> **What the exercise asks**: Turn every line of the material below into a numbered list, skipping any blank lines. Leave the pictures out of your answer.

(Stored items)

• • • • •

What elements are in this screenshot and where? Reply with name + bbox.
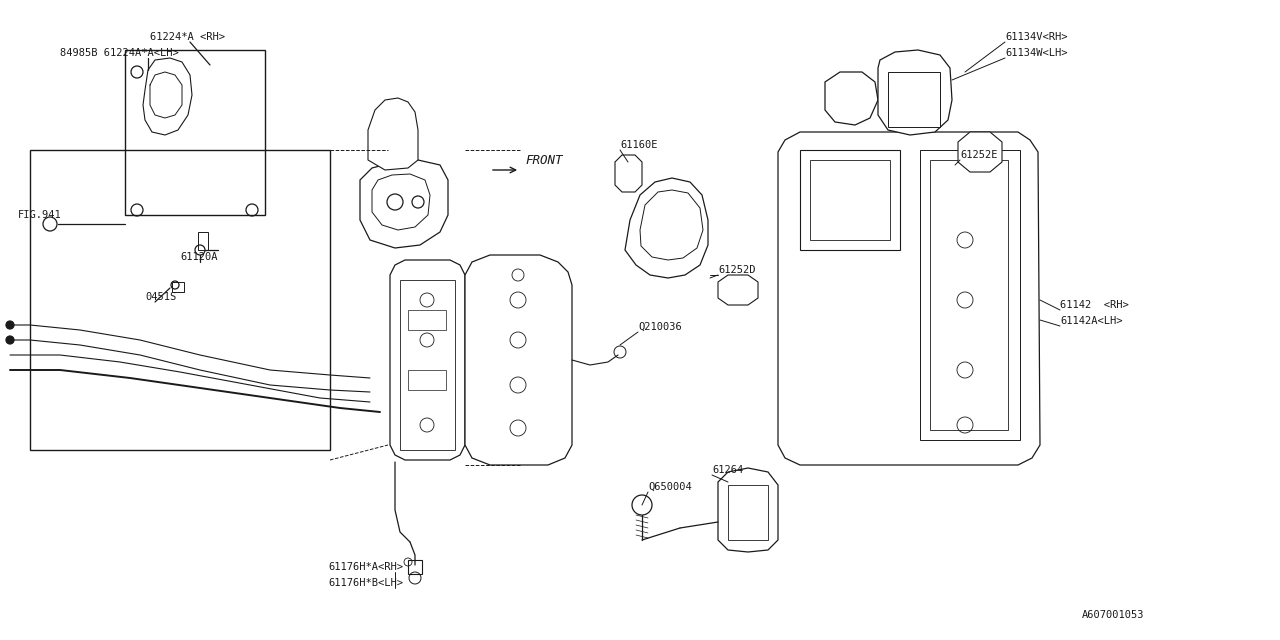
Polygon shape [957,132,1002,172]
Text: Q650004: Q650004 [648,482,691,492]
Text: 61120A: 61120A [180,252,218,262]
Circle shape [6,321,14,329]
Polygon shape [369,98,419,170]
Polygon shape [718,275,758,305]
Text: 61142A<LH>: 61142A<LH> [1060,316,1123,326]
Polygon shape [372,174,430,230]
Bar [810,160,890,240]
Polygon shape [778,132,1039,465]
Text: 61160E: 61160E [620,140,658,150]
Bar [408,560,422,574]
Text: 61252E: 61252E [960,150,997,160]
Text: 61134W<LH>: 61134W<LH> [1005,48,1068,58]
Bar [408,310,445,330]
Text: Q210036: Q210036 [637,322,682,332]
Text: FIG.941: FIG.941 [18,210,61,220]
Bar [888,72,940,127]
Text: 61252D: 61252D [718,265,755,275]
Polygon shape [718,468,778,552]
Text: 84985B 61224A*A<LH>: 84985B 61224A*A<LH> [60,48,179,58]
Polygon shape [360,160,448,248]
Polygon shape [390,260,465,460]
Bar [728,485,768,540]
Bar [172,282,184,292]
Polygon shape [465,255,572,465]
Bar [800,150,900,250]
Polygon shape [143,58,192,135]
Text: A607001053: A607001053 [1082,610,1144,620]
Bar [399,280,454,450]
Polygon shape [878,50,952,135]
Bar [29,150,330,450]
Bar [931,160,1009,430]
Text: 61176H*B<LH>: 61176H*B<LH> [328,578,403,588]
Bar [198,232,207,250]
Bar [125,50,265,215]
Text: 61176H*A<RH>: 61176H*A<RH> [328,562,403,572]
Polygon shape [640,190,703,260]
Circle shape [6,336,14,344]
Polygon shape [614,155,643,192]
Polygon shape [625,178,708,278]
Text: 61224*A <RH>: 61224*A <RH> [150,32,225,42]
Text: 61264: 61264 [712,465,744,475]
Text: 61134V<RH>: 61134V<RH> [1005,32,1068,42]
Text: 0451S: 0451S [145,292,177,302]
Bar [408,370,445,390]
Text: 61142  <RH>: 61142 <RH> [1060,300,1129,310]
Polygon shape [826,72,878,125]
Text: FRONT: FRONT [525,154,562,167]
Bar [920,150,1020,440]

• • • • •

> **Answer to this exercise**:
1. What elements are in this screenshot and where? Reply with name + bbox.
2. Polygon shape [957,132,1002,172]
3. Text: Q650004: Q650004 [648,482,691,492]
4. Text: 61120A: 61120A [180,252,218,262]
5. Circle shape [6,321,14,329]
6. Polygon shape [369,98,419,170]
7. Polygon shape [718,275,758,305]
8. Text: 61142A<LH>: 61142A<LH> [1060,316,1123,326]
9. Polygon shape [372,174,430,230]
10. Bar [810,160,890,240]
11. Polygon shape [778,132,1039,465]
12. Text: 61160E: 61160E [620,140,658,150]
13. Bar [408,560,422,574]
14. Text: 61252E: 61252E [960,150,997,160]
15. Text: 61134W<LH>: 61134W<LH> [1005,48,1068,58]
16. Bar [408,310,445,330]
17. Text: Q210036: Q210036 [637,322,682,332]
18. Text: FIG.941: FIG.941 [18,210,61,220]
19. Bar [888,72,940,127]
20. Text: 61252D: 61252D [718,265,755,275]
21. Polygon shape [718,468,778,552]
22. Text: 84985B 61224A*A<LH>: 84985B 61224A*A<LH> [60,48,179,58]
23. Polygon shape [360,160,448,248]
24. Polygon shape [390,260,465,460]
25. Bar [728,485,768,540]
26. Bar [172,282,184,292]
27. Polygon shape [465,255,572,465]
28. Bar [800,150,900,250]
29. Polygon shape [143,58,192,135]
30. Text: A607001053: A607001053 [1082,610,1144,620]
31. Bar [399,280,454,450]
32. Polygon shape [878,50,952,135]
33. Bar [29,150,330,450]
34. Bar [931,160,1009,430]
35. Text: 61176H*B<LH>: 61176H*B<LH> [328,578,403,588]
36. Bar [198,232,207,250]
37. Bar [125,50,265,215]
38. Text: 61176H*A<RH>: 61176H*A<RH> [328,562,403,572]
39. Polygon shape [640,190,703,260]
40. Circle shape [6,336,14,344]
41. Polygon shape [614,155,643,192]
42. Polygon shape [625,178,708,278]
43. Text: 61224*A <RH>: 61224*A <RH> [150,32,225,42]
44. Text: 61264: 61264 [712,465,744,475]
45. Text: 61134V<RH>: 61134V<RH> [1005,32,1068,42]
46. Text: 0451S: 0451S [145,292,177,302]
47. Bar [408,370,445,390]
48. Text: 61142  <RH>: 61142 <RH> [1060,300,1129,310]
49. Polygon shape [826,72,878,125]
50. Text: FRONT: FRONT [525,154,562,167]
51. Bar [920,150,1020,440]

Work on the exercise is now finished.